» What you will do
a – Reproduce the stretch of the debenture agreement from "b. Acknowledgement of" through "by YA Global.", keeping its wording unchanged.
b – In the records, render the stretch from the line containing "conversation-header: Daniela, Isabela..." through the line containing "card-name: Christine, 28" as a JSON list of strings, one string per line, with blank lines omitted.

NOW, THEREFORE, in consideration of the foregoing, and the respective
agreements, warranties and covenants contained herein, the parties hereto agree,
covenant and warrant as follows:
1. Acknowledgements of the Company.
a. Acknowledgement of Obligations. Company hereby acknowledges, confirms
and agrees that as of the date hereof, Company is indebted to the YA
Global under the Debentures and the Transaction Documents in the
outstanding principal amount set forth in the first Whereas clause
above, plus accrued and unpaid interest thereon, and any other fees,
costs, expenses and other charges now or hereafter payable
(collectively, the "Obligations") and such Obligations are
unconditionally owed by Company to YA Global, without offset, defense
or counterclaim of any kind, nature or description whatsoever.
b. Acknowledgement of Security Interests. Company hereby acknowledges,
confirms and agrees that YA Global has and shall continue to have
valid, enforceable and perfected first-priority liens upon and
security interests in the Pledged Property heretofore granted to YA
Global pursuant to the Amended and
Restated Security Agreement dated May 25, 2006 between the Company and
YA Global, as amended (the "Security Agreement") or otherwise granted
to or held by YA Global.
2. Amendments and Agreements. YA Global and the Company agree as follows:
a. Adjustment to the Interest Rate. Effective as of March 1, 2008, the
interest rate on Debenture Number CCP-1 shall be increased from 7.5%
to 15%.
b. Extension of Maturity Date. The Maturity Date of Debenture Number
CCP-1 shall be extended from May 25, 2008 to May 25, 2011. The
Maturity Date of Debenture Number CCP-2 shall remain unchanged.
c. Adjustment to Conversion Price. The Conversion Price of Debenture
Number CCP-1 shall be amended and replaced with the following:
The conversion price (the "Conversion Price") in effect on any
Conversion Date shall be equal to seventy percent (70%) of the
lowest Closing Bid Price of the Common Stock during the thirty
(30) days trading days immediately preceding the Conversion Date,
as quoted by Bloomberg, LP.

» Material to process
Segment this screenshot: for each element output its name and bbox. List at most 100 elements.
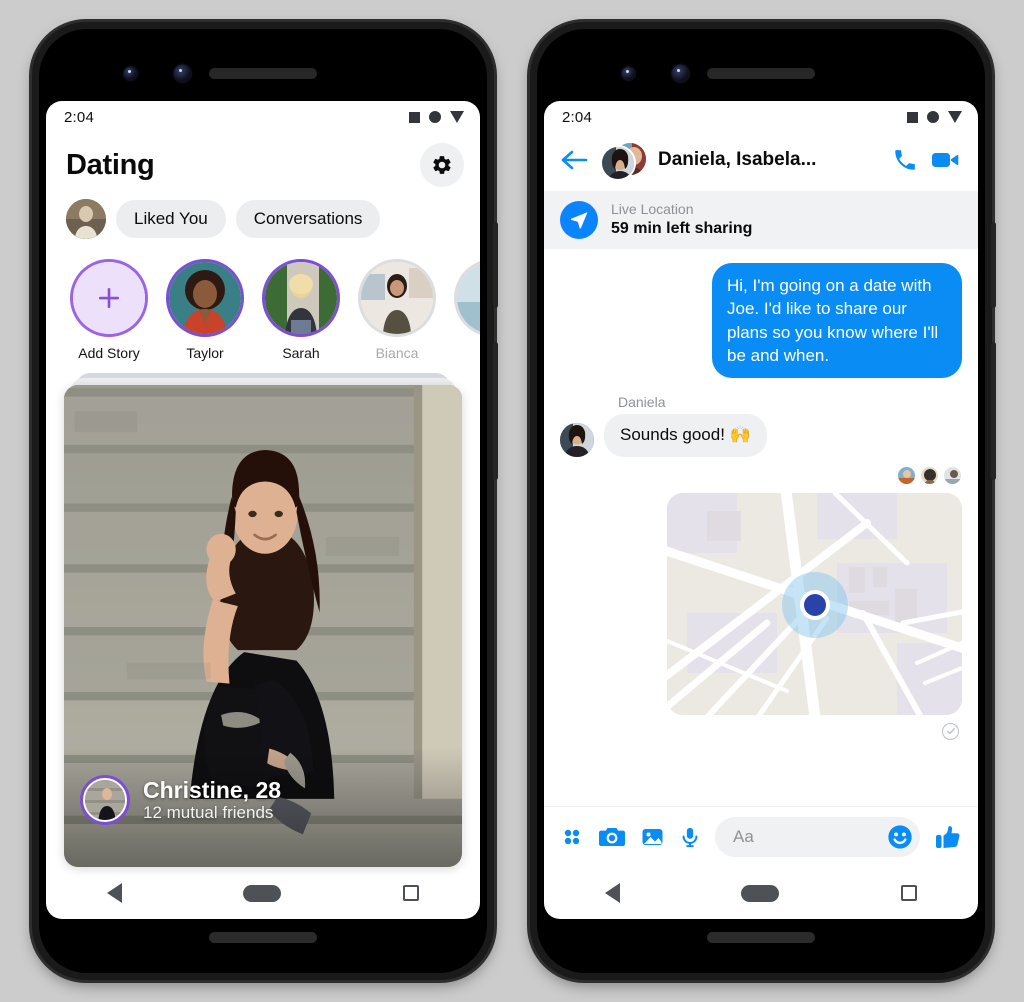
conversation-header: Daniela, Isabela... — [544, 133, 978, 191]
story-taylor[interactable]: Taylor — [166, 259, 244, 361]
story-sarah[interactable]: Sarah — [262, 259, 340, 361]
message-group-incoming: Daniela Sounds good! 🙌 — [560, 394, 962, 457]
bottom-speaker — [707, 932, 815, 943]
page-title: Dating — [66, 148, 155, 181]
tab-conversations[interactable]: Conversations — [235, 200, 381, 238]
card-mutual-friends: 12 mutual friends — [143, 803, 274, 823]
story-partial[interactable]: Spe — [454, 259, 480, 361]
profile-card[interactable]: Christine, 28 12 mutual friends — [64, 385, 462, 867]
circle-icon — [927, 111, 939, 123]
card-name: Christine, 28 — [143, 776, 282, 803]
recents-square-icon[interactable] — [901, 885, 918, 901]
sender-avatar[interactable] — [560, 422, 594, 457]
status-time: 2:04 — [562, 108, 592, 126]
story-ring — [454, 259, 480, 337]
card-avatar — [83, 778, 127, 822]
story-ring — [262, 259, 340, 337]
settings-button[interactable] — [420, 143, 464, 187]
live-location-label: Live Location — [611, 201, 694, 217]
circle-icon — [429, 111, 441, 123]
phone-icon — [895, 150, 915, 170]
triangle-down-icon — [450, 111, 464, 123]
volume-button[interactable] — [493, 342, 498, 480]
message-composer: Aa — [544, 806, 978, 867]
back-triangle-icon[interactable] — [106, 883, 122, 903]
back-arrow-icon — [561, 150, 588, 170]
square-icon — [409, 111, 420, 123]
read-receipts — [560, 465, 962, 485]
status-icons — [409, 111, 464, 123]
card-info-overlay: Christine, 28 12 mutual friends — [64, 747, 462, 867]
left-screen: 2:04 Dating Liked You Conversations Add … — [46, 101, 480, 919]
back-triangle-icon[interactable] — [604, 883, 620, 903]
power-button[interactable] — [991, 222, 996, 308]
story-avatar — [361, 262, 433, 334]
story-avatar — [457, 262, 480, 334]
earpiece-speaker — [707, 68, 815, 79]
voice-button[interactable] — [679, 825, 701, 849]
phone-left: 2:04 Dating Liked You Conversations Add … — [32, 22, 498, 980]
smiley-icon[interactable] — [886, 823, 914, 851]
recents-square-icon[interactable] — [403, 885, 420, 901]
video-call-button[interactable] — [930, 147, 960, 173]
gear-icon — [433, 156, 451, 174]
story-ring — [358, 259, 436, 337]
square-icon — [907, 111, 918, 123]
back-button[interactable] — [560, 148, 588, 172]
front-camera-secondary-icon — [174, 65, 191, 82]
stories-row[interactable]: Add Story Taylor Sarah Bianca — [46, 245, 480, 367]
tab-liked-you[interactable]: Liked You — [116, 200, 226, 238]
home-pill-icon[interactable] — [243, 884, 282, 902]
story-avatar — [265, 262, 337, 334]
live-location-status: 59 min left sharing — [611, 219, 753, 237]
triangle-down-icon — [948, 111, 962, 123]
story-label: Add Story — [78, 345, 140, 361]
avatar-image — [361, 262, 433, 334]
power-button[interactable] — [493, 222, 498, 308]
live-location-map[interactable] — [667, 492, 962, 715]
apps-button[interactable] — [560, 825, 584, 849]
front-camera-icon — [124, 67, 137, 80]
read-receipt-avatar — [897, 465, 916, 485]
story-label: Sarah — [282, 345, 320, 361]
conversation-title: Daniela, Isabela... — [658, 149, 817, 170]
gallery-icon — [642, 829, 663, 845]
story-ring-add — [70, 259, 148, 337]
story-label: Spe — [454, 345, 480, 361]
gallery-button[interactable] — [640, 825, 665, 849]
story-add[interactable]: Add Story — [70, 259, 148, 361]
message-input[interactable]: Aa — [715, 817, 920, 857]
check-circle-icon — [946, 728, 955, 735]
call-button[interactable] — [892, 147, 918, 173]
read-receipt-avatar — [943, 465, 962, 485]
status-time: 2:04 — [64, 108, 94, 126]
message-sender-name: Daniela — [618, 393, 666, 410]
message-thread[interactable]: Hi, I'm going on a date with Joe. I'd li… — [544, 249, 978, 806]
video-camera-icon — [932, 153, 959, 167]
story-bianca[interactable]: Bianca — [358, 259, 436, 361]
story-label: Bianca — [375, 345, 419, 361]
avatar-image — [66, 199, 106, 239]
live-location-icon-wrap — [560, 201, 598, 240]
avatar-primary — [600, 145, 636, 181]
live-location-banner[interactable]: Live Location 59 min left sharing — [544, 191, 978, 250]
map-image — [667, 492, 962, 715]
camera-button[interactable] — [598, 825, 626, 849]
profile-avatar[interactable] — [66, 199, 106, 239]
thumbs-up-icon — [936, 826, 960, 848]
live-location-text: Live Location 59 min left sharing — [611, 201, 752, 239]
message-bubble-incoming[interactable]: Sounds good! 🙌 — [604, 413, 767, 457]
avatar-image — [265, 262, 337, 334]
message-placeholder: Aa — [733, 827, 754, 846]
avatar-image — [85, 780, 125, 820]
map-attachment-row — [560, 492, 962, 740]
message-row-outgoing: Hi, I'm going on a date with Joe. I'd li… — [560, 263, 962, 378]
story-label: Taylor — [186, 345, 224, 361]
bottom-speaker — [209, 932, 317, 943]
earpiece-speaker — [209, 68, 317, 79]
volume-button[interactable] — [991, 342, 996, 480]
group-avatars[interactable] — [600, 141, 648, 181]
home-pill-icon[interactable] — [741, 884, 780, 902]
message-bubble-outgoing[interactable]: Hi, I'm going on a date with Joe. I'd li… — [712, 263, 962, 378]
like-button[interactable] — [934, 824, 962, 850]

» Responses per task
a –
b. Acknowledgement of Security Interests. Company hereby acknowledges,
confirms and agrees that YA Global has and shall continue to have
valid, enforceable and perfected first-priority liens upon and
security interests in the Pledged Property heretofore granted to YA
Global pursuant to the Amended and
Restated Security Agreement dated May 25, 2006 between the Company and
YA Global, as amended (the "Security Agreement") or otherwise granted
to or held by YA Global.

b –
[
  "conversation-header: Daniela, Isabela... — [544, 133, 978, 191]",
  "story-taylor[interactable]: Taylor — [166, 259, 244, 361]",
  "story-sarah[interactable]: Sarah — [262, 259, 340, 361]",
  "message-group-incoming: Daniela Sounds good! 🙌 — [560, 394, 962, 457]",
  "bottom-speaker — [707, 932, 815, 943]",
  "page-title: Dating — [66, 148, 155, 181]",
  "tab-conversations[interactable]: Conversations — [235, 200, 381, 238]",
  "card-mutual-friends: 12 mutual friends — [143, 803, 274, 823]",
  "story-partial[interactable]: Spe — [454, 259, 480, 361]",
  "profile-card[interactable]: Christine, 28 12 mutual friends — [64, 385, 462, 867]",
  "circle-icon — [927, 111, 939, 123]",
  "card-name: Christine, 28 — [143, 776, 282, 803]"
]